**Given task:** Look through the records below and give the number of lines holding the string "yalpi", nothing more.

**Excerpted data:**
_ _ _
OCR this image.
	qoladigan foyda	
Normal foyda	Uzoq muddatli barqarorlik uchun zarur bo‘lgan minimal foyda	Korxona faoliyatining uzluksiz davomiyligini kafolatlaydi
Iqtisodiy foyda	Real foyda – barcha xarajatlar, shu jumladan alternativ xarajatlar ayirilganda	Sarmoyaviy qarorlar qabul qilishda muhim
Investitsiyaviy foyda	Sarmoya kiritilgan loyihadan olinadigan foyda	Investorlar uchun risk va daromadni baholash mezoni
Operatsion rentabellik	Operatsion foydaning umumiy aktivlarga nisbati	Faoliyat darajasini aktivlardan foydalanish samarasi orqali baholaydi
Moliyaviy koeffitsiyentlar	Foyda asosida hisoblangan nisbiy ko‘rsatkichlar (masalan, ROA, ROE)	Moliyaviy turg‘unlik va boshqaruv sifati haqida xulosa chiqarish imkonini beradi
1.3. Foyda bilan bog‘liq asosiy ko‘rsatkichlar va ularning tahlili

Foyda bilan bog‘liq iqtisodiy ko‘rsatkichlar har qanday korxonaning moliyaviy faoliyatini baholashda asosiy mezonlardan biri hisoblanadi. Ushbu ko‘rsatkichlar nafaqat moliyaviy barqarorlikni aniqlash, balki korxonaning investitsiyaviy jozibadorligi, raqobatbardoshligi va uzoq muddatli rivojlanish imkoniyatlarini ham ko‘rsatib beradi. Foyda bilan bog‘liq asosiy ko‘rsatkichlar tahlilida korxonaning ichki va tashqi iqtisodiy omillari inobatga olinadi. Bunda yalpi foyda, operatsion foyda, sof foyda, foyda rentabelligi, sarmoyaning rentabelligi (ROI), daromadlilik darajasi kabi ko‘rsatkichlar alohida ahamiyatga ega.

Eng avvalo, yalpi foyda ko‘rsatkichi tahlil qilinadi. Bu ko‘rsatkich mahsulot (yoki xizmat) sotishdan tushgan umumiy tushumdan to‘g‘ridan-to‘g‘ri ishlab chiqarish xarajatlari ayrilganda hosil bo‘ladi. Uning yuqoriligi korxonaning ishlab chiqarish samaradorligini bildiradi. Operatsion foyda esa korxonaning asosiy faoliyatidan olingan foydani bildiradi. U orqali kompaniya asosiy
_ _ _
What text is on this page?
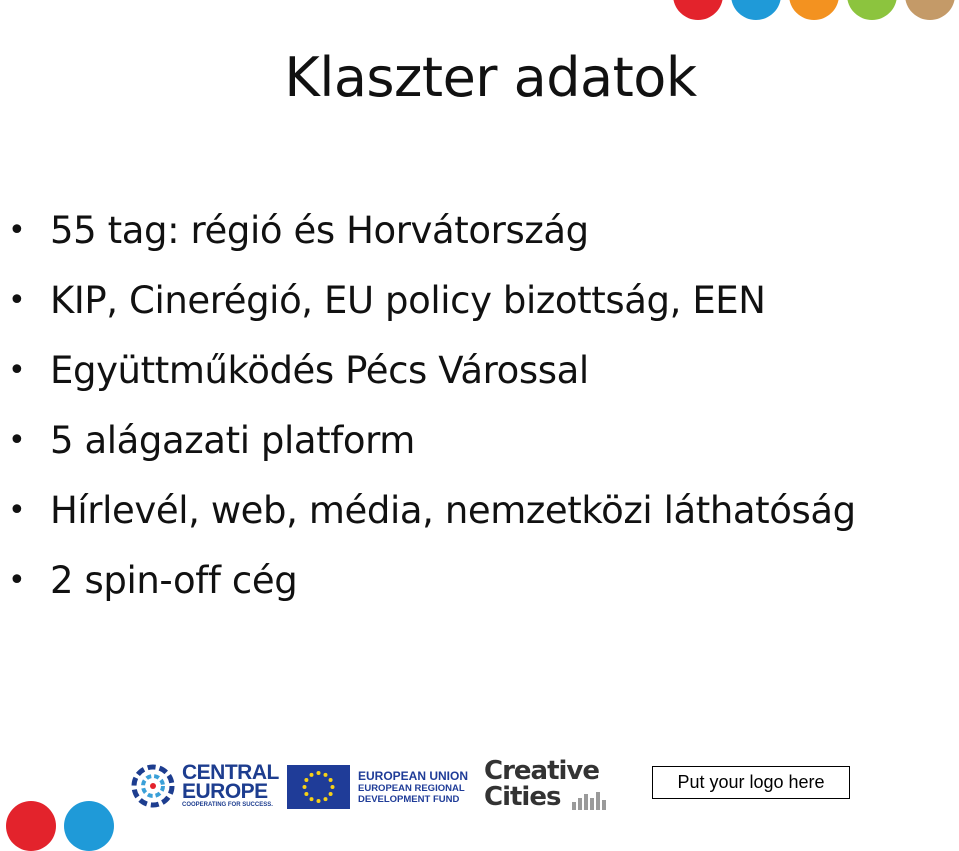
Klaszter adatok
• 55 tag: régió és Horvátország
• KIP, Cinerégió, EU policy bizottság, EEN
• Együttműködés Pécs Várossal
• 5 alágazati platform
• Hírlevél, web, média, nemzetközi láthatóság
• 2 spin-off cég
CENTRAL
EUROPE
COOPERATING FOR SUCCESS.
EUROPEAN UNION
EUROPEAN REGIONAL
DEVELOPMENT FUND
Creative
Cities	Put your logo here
_ _ _
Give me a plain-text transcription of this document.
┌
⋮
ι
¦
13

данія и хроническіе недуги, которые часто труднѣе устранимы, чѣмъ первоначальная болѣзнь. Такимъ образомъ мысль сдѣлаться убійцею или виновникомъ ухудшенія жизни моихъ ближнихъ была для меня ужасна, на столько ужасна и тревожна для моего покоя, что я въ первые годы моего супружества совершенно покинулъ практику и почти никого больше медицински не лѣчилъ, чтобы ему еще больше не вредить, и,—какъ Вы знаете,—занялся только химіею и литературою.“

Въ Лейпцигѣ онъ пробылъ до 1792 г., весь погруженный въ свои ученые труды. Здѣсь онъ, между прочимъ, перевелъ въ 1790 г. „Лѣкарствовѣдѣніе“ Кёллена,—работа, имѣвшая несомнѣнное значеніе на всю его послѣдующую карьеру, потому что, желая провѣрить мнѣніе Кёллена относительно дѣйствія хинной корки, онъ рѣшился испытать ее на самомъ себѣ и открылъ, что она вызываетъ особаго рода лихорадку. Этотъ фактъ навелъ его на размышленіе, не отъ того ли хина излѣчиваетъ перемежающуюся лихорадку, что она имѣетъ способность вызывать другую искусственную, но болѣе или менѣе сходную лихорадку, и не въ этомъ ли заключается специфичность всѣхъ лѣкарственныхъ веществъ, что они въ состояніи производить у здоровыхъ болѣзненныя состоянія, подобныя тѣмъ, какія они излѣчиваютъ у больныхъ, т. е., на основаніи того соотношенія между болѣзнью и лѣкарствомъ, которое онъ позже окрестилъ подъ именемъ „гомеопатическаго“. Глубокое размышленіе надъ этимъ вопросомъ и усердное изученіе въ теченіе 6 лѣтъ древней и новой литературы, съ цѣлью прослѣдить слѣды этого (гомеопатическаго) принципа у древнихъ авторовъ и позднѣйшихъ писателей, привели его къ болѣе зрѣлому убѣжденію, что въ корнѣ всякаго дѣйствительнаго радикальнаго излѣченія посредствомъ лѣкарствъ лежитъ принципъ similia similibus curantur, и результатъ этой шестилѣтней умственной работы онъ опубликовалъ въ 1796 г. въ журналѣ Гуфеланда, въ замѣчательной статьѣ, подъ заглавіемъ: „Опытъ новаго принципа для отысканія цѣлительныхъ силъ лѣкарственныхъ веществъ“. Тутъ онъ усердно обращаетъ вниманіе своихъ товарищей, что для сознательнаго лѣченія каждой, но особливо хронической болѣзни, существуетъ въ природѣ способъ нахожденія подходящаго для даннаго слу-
_ _ _
**The solution:** 2